═════ Input data

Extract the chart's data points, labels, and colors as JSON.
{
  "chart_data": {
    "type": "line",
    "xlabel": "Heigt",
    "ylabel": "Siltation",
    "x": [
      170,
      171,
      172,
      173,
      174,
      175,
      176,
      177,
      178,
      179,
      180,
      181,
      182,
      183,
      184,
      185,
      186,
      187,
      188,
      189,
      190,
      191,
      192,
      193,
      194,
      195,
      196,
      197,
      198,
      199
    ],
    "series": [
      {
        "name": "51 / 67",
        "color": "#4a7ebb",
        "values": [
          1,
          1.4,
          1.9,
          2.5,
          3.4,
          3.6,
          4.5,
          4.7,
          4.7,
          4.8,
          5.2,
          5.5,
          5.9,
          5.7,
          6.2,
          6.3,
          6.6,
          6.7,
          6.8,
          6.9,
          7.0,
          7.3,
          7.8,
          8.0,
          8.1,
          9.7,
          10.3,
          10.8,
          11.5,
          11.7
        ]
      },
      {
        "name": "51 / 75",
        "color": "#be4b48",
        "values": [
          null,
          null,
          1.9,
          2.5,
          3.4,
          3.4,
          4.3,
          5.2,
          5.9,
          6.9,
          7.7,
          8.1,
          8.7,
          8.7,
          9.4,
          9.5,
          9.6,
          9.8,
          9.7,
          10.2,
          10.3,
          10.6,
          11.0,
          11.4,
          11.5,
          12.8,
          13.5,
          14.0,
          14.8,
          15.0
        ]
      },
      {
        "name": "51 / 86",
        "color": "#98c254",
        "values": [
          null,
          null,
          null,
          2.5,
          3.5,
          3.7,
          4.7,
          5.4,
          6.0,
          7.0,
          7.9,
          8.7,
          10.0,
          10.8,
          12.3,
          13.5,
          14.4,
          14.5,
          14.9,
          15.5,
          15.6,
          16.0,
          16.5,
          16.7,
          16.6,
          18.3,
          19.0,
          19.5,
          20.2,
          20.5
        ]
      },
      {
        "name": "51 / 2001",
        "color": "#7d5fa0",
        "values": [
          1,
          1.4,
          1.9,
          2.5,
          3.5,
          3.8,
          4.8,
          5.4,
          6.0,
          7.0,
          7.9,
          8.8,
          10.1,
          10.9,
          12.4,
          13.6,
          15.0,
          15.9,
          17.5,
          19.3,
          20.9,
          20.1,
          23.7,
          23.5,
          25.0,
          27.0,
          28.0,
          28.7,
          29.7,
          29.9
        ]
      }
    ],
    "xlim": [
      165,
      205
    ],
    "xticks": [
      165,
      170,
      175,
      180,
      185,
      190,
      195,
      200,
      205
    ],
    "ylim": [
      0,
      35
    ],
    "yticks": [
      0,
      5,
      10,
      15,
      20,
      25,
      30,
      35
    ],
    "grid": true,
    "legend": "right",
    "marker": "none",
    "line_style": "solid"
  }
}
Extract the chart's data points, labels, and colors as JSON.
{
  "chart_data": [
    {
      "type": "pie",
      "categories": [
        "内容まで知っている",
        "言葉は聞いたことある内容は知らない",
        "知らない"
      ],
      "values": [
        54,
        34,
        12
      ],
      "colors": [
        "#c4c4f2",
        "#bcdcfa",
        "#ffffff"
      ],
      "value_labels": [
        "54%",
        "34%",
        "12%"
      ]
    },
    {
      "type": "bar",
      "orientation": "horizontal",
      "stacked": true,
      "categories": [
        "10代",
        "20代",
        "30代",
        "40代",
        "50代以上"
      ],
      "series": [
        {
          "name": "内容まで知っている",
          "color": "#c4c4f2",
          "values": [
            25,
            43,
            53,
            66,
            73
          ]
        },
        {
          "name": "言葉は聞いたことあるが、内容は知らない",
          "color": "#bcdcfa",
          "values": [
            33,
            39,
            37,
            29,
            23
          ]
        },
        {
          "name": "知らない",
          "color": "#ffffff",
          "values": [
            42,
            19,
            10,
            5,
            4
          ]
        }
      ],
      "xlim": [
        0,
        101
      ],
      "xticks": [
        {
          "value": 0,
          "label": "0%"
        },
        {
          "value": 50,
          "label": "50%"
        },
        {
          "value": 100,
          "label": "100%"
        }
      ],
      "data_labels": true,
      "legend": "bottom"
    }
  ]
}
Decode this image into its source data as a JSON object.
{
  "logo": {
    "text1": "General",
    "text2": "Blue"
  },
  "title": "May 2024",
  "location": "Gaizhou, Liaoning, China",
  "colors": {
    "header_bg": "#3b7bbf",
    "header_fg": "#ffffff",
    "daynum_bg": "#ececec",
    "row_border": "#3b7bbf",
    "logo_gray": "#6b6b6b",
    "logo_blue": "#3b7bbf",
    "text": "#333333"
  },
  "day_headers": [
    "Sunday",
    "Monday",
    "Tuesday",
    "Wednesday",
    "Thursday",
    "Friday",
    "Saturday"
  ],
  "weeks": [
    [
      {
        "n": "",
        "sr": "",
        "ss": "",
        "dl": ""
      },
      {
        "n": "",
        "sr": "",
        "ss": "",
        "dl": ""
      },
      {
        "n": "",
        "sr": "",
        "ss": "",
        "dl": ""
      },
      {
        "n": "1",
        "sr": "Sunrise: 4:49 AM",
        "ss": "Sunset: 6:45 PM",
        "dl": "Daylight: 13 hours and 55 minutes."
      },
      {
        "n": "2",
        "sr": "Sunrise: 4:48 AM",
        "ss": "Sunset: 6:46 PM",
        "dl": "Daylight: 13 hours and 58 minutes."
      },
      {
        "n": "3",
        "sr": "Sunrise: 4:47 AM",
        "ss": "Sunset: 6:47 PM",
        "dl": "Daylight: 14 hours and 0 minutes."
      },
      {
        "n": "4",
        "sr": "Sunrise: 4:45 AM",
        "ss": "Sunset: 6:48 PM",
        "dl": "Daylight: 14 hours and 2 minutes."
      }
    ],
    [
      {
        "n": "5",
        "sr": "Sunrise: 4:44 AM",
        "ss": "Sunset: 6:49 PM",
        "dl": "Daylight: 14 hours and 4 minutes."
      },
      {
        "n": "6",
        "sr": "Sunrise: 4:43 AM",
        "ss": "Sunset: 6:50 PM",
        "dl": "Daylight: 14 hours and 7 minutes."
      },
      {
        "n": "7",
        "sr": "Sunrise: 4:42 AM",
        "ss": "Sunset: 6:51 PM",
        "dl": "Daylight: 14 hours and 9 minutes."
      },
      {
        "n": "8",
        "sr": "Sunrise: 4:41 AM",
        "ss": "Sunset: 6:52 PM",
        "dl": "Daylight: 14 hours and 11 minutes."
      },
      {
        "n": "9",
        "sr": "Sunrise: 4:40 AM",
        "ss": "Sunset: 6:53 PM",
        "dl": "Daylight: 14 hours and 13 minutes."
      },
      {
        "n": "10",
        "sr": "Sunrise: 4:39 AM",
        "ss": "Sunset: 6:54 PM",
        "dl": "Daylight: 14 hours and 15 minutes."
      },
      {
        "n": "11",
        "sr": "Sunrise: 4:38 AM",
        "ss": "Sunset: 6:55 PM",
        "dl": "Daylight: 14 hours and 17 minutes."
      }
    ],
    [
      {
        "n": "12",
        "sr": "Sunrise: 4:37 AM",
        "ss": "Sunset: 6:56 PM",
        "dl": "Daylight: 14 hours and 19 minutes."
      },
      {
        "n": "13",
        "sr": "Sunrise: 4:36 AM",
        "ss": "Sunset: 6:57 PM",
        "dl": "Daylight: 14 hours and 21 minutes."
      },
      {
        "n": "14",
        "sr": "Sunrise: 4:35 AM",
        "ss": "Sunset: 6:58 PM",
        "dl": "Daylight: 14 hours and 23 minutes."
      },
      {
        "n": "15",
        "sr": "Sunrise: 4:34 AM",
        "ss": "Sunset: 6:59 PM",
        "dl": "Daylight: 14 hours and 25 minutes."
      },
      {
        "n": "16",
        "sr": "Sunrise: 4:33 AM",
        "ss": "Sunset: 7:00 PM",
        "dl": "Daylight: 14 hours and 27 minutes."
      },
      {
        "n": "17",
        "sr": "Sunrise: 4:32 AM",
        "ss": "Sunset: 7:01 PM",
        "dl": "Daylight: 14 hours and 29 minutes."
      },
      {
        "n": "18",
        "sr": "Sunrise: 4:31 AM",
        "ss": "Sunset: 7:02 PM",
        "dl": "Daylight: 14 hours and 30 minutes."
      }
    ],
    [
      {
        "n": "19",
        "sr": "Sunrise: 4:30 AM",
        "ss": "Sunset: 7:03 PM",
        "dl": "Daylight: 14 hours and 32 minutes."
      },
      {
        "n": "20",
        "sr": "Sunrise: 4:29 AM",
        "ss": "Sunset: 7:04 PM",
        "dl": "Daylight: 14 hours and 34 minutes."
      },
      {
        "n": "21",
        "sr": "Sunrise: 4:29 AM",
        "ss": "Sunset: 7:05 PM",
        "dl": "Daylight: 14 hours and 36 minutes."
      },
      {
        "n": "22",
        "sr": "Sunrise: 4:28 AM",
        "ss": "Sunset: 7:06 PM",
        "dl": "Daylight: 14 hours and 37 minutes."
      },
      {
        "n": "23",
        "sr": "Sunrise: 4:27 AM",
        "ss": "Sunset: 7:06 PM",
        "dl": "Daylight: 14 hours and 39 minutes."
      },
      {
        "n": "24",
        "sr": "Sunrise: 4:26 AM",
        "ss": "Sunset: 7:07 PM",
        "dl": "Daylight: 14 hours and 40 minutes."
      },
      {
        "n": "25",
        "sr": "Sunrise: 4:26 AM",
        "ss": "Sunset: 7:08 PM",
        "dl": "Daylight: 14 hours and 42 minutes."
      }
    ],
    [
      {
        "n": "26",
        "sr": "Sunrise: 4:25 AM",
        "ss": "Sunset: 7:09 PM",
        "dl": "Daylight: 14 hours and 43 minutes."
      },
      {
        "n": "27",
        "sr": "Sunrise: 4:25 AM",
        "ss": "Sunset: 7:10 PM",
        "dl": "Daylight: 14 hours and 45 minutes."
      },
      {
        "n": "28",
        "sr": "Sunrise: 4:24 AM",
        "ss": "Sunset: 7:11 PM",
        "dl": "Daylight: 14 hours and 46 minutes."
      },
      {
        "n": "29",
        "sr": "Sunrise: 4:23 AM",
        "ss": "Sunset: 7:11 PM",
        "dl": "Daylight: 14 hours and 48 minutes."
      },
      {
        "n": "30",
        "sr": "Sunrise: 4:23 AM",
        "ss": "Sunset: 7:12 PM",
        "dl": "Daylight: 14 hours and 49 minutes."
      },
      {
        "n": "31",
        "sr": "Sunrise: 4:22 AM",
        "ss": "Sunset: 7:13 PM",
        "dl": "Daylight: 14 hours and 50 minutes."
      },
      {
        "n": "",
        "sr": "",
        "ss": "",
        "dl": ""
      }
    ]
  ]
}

══════════

*Brief*
Provide only the number of lines in the records containing the string "colors".

*Solution*
4